>> Begin ENTRIES SHOWN
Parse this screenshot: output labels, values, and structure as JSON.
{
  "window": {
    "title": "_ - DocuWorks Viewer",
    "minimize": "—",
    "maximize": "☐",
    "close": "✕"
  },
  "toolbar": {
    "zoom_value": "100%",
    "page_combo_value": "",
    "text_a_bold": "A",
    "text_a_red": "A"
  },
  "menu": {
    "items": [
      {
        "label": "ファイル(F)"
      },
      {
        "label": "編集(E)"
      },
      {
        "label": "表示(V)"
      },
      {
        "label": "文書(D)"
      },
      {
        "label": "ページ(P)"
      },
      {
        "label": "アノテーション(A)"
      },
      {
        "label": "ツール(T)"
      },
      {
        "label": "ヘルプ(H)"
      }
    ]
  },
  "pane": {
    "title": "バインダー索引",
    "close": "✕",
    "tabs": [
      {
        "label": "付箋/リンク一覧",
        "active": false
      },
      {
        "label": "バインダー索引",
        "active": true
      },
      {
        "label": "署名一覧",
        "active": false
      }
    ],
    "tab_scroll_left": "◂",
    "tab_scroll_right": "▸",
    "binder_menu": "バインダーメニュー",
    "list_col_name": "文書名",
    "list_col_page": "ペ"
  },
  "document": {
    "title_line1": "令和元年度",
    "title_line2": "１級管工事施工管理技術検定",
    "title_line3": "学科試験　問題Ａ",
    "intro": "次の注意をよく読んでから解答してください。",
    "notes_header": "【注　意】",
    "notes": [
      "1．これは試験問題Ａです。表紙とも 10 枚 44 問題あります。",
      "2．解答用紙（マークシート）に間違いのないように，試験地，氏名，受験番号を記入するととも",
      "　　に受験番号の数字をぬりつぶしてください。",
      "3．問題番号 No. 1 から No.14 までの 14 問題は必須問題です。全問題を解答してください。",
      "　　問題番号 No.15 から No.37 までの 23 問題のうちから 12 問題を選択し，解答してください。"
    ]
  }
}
>> End ENTRIES SHOWN
**GIVEN PROBLEM:**
In the listing above, find each line with the word "問題番号" and copy it.

**RESULT OF THE TASK:**
      "3．問題番号 No. 1 から No.14 までの 14 問題は必須問題です。全問題を解答してください。",
      "　　問題番号 No.15 から No.37 までの 23 問題のうちから 12 問題を選択し，解答してください。"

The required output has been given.